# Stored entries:
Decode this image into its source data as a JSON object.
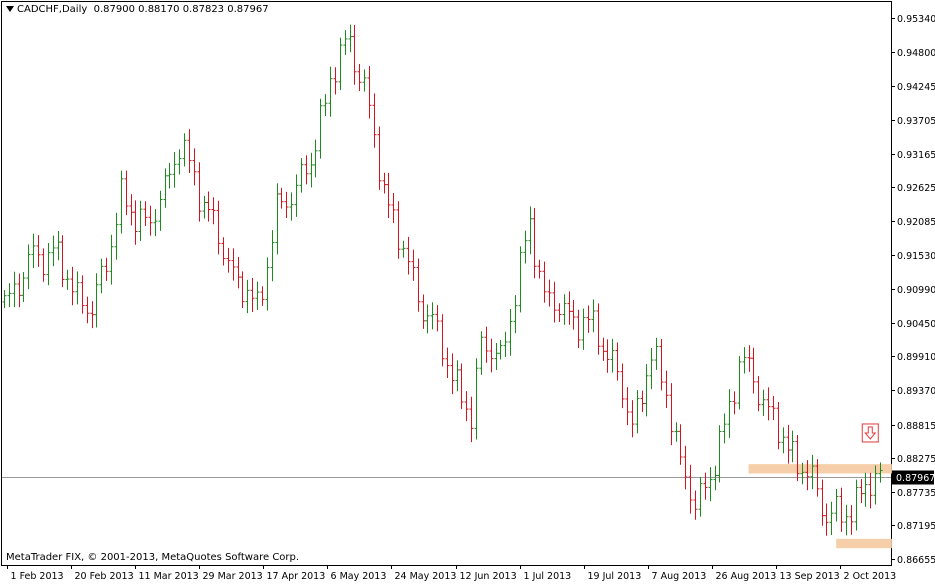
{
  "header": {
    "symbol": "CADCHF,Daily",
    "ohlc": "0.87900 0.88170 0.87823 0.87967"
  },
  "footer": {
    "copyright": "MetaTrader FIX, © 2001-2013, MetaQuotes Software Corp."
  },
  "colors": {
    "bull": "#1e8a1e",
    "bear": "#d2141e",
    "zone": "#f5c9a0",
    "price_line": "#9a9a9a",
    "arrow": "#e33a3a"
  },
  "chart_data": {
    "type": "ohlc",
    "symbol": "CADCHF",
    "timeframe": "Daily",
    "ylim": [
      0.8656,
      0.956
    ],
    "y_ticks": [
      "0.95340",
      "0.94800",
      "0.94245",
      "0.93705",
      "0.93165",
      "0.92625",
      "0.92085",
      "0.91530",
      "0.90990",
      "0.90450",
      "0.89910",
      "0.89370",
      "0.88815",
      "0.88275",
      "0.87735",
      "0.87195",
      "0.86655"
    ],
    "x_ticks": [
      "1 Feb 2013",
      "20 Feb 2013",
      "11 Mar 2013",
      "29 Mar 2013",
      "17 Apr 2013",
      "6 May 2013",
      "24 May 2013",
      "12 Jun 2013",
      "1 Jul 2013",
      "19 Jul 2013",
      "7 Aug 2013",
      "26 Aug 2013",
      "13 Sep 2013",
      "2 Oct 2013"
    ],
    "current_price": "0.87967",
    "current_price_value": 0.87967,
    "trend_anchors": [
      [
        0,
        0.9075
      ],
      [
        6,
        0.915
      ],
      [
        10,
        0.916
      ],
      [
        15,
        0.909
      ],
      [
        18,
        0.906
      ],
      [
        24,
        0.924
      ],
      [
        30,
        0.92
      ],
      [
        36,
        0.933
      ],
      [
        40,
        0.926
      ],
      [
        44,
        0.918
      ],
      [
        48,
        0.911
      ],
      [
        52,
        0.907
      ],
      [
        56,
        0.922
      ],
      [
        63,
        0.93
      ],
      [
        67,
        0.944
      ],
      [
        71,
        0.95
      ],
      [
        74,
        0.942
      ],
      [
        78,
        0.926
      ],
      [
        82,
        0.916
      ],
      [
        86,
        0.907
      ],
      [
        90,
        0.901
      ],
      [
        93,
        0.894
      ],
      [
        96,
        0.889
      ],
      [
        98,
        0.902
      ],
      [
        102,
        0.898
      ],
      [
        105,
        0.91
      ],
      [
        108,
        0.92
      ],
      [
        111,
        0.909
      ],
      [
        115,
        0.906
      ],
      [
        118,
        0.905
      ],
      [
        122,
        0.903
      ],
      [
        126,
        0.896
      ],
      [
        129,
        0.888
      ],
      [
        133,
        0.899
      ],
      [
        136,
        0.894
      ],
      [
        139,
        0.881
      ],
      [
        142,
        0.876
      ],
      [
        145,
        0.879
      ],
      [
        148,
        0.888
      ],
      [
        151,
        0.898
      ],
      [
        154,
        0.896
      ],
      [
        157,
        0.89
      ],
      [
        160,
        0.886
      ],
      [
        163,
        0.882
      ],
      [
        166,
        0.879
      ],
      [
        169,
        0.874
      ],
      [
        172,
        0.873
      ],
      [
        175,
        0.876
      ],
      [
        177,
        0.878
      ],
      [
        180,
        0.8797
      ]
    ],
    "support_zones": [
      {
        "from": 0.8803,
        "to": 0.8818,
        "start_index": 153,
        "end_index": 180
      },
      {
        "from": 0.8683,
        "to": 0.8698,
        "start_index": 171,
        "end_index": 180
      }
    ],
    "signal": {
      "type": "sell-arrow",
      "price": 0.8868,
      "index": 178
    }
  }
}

* * *

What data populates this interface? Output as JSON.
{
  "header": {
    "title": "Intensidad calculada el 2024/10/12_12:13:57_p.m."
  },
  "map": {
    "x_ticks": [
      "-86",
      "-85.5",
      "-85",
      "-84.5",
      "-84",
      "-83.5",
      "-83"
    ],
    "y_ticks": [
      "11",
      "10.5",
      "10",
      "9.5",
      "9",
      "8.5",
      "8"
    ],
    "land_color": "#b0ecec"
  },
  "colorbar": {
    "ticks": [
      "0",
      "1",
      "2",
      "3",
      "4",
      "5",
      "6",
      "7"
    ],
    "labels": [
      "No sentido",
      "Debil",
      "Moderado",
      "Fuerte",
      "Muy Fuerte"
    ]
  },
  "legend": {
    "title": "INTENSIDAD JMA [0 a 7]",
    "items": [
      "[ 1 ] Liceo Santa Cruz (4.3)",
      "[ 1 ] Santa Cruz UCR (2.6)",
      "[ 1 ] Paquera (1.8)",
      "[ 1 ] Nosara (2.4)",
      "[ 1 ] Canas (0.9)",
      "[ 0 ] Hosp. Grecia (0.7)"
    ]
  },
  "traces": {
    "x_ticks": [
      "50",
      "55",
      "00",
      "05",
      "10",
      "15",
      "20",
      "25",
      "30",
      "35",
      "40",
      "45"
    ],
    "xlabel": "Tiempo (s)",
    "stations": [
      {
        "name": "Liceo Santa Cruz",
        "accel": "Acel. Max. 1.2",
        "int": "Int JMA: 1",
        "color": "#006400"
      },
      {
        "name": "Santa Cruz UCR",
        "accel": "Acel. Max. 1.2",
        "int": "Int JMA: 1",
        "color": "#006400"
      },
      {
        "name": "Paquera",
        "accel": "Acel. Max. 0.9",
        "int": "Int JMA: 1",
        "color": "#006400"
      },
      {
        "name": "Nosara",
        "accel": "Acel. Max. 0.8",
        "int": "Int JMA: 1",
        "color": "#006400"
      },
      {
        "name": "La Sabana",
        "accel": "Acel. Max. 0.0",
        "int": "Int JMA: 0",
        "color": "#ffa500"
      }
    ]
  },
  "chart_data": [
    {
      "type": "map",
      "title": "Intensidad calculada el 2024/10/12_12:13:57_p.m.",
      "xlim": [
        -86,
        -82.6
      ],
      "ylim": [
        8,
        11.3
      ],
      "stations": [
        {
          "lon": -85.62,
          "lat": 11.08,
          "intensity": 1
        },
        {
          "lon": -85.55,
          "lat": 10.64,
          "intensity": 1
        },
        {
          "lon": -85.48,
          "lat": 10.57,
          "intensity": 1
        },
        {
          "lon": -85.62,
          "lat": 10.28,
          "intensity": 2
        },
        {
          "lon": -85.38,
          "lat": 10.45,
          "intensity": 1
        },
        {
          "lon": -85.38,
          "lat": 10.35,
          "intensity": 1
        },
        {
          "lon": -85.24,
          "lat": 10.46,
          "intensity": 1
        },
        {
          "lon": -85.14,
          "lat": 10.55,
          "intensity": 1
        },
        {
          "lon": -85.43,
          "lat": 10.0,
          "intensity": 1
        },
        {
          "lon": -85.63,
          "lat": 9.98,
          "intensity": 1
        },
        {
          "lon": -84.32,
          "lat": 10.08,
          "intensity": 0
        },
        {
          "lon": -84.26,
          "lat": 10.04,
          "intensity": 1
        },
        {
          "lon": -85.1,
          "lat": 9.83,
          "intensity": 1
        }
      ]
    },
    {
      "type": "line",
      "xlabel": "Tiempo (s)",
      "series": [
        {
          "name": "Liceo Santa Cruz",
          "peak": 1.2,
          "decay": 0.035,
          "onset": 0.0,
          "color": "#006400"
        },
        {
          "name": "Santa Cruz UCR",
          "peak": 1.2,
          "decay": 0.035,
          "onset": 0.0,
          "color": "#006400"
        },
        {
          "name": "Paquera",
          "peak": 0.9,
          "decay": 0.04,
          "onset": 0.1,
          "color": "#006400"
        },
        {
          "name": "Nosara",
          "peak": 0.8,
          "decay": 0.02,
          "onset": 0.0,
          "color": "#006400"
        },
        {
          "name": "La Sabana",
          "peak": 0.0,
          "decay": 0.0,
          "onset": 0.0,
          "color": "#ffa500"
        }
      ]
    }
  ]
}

--

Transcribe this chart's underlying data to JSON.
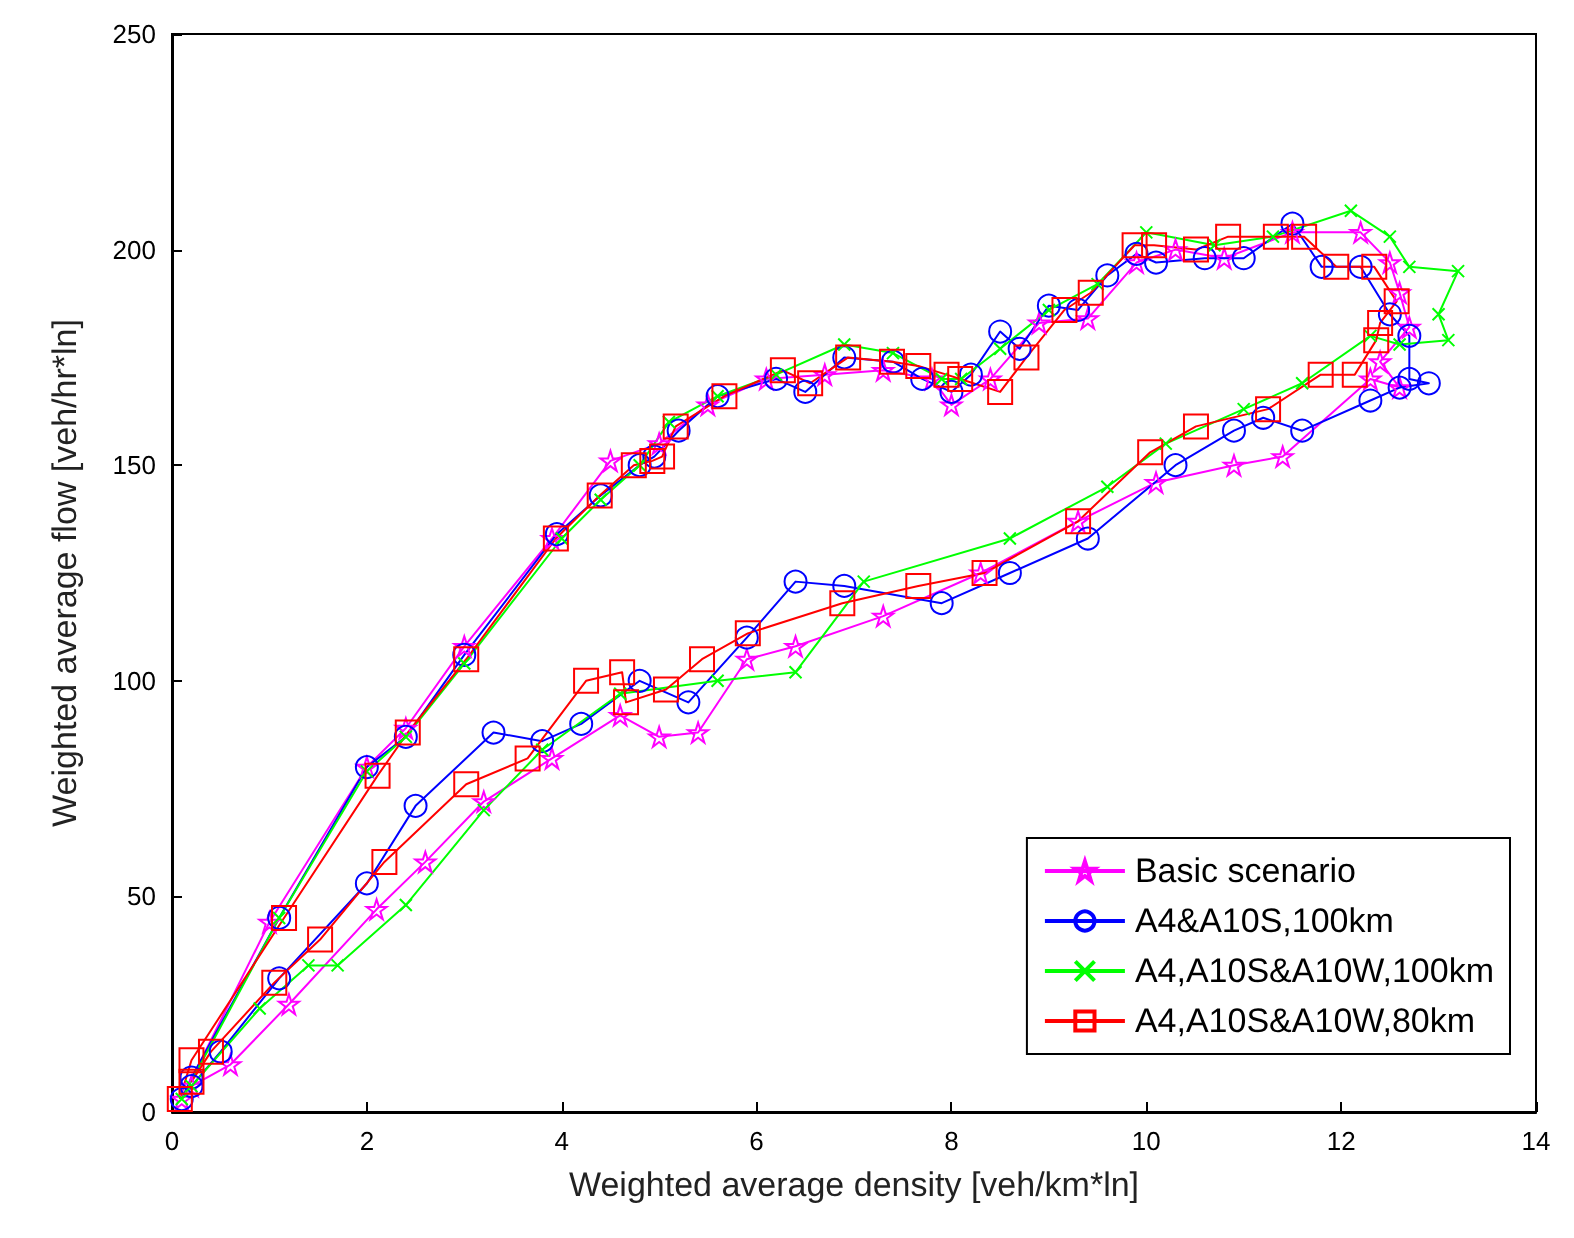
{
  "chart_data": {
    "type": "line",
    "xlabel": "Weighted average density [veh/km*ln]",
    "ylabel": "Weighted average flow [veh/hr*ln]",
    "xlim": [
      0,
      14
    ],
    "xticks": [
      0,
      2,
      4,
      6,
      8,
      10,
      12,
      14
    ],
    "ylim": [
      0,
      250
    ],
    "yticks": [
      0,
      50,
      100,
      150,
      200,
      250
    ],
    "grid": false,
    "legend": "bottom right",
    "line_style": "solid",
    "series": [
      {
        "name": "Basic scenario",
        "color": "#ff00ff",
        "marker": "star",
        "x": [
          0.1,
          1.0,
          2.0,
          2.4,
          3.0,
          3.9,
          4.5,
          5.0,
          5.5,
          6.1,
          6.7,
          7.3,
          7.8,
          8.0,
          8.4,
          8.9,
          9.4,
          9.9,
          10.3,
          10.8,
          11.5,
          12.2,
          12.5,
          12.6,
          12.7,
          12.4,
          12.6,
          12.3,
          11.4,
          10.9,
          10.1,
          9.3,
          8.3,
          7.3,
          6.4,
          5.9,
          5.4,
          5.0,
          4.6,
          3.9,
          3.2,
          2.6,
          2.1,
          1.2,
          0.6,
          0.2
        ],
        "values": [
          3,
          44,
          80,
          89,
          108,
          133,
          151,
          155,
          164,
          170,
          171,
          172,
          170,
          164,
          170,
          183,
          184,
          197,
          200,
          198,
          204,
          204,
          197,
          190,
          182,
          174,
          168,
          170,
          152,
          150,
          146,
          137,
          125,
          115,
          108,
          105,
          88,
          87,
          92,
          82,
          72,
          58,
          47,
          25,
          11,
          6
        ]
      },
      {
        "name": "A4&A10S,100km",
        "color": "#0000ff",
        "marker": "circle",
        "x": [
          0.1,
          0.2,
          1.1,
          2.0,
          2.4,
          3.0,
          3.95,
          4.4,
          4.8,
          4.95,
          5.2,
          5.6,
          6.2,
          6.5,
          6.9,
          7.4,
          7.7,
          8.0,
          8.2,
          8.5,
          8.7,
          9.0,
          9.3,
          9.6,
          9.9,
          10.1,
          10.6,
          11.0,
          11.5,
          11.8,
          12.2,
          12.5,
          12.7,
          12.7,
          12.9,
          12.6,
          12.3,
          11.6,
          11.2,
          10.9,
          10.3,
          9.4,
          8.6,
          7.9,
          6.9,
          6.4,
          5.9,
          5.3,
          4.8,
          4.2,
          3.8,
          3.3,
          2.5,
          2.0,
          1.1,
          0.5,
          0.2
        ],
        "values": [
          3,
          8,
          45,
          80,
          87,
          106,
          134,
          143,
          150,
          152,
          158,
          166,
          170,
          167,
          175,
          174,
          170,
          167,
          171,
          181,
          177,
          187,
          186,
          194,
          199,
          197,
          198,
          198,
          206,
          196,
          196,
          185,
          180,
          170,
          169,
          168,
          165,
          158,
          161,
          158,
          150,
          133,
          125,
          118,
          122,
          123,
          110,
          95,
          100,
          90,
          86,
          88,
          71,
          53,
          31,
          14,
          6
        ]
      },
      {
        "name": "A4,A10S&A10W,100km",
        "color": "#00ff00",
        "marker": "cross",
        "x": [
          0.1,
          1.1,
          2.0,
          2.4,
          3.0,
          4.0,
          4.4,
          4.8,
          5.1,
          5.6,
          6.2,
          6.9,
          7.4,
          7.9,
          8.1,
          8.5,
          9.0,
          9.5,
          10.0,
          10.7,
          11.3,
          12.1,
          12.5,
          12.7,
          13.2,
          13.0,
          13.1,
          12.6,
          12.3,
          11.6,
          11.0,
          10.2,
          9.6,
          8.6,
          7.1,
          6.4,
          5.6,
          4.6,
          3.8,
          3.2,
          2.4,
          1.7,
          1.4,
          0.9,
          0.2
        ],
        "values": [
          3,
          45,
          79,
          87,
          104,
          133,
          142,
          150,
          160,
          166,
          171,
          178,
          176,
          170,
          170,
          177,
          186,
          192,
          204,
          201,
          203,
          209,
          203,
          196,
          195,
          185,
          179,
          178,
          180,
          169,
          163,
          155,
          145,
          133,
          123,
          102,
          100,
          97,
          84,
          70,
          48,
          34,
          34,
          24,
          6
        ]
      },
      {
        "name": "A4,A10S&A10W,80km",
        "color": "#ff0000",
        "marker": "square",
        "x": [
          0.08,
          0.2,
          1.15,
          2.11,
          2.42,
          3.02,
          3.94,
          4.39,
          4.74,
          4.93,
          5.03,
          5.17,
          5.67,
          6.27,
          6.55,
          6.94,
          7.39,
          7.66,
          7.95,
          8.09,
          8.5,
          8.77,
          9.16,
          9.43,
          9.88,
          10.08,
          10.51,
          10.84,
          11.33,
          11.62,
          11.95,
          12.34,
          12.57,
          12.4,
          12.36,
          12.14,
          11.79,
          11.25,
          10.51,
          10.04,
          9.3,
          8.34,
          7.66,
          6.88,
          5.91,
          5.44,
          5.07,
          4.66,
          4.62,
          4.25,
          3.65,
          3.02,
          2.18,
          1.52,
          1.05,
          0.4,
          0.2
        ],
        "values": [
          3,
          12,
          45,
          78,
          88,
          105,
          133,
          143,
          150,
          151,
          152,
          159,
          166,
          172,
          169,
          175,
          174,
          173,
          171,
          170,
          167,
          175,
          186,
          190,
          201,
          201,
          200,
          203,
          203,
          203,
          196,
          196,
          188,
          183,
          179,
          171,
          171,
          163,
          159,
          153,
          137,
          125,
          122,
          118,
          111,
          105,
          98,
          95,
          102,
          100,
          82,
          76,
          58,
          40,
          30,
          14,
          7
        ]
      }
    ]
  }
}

# Written exercise:
Identify every line holding the word "xlabel" and copy it out.

# Solution:
    "xlabel": "Tiempo (s)",
      "xlabel": "Tiempo (s)",
    "xlabel": "Weighted average density [veh/km*ln]",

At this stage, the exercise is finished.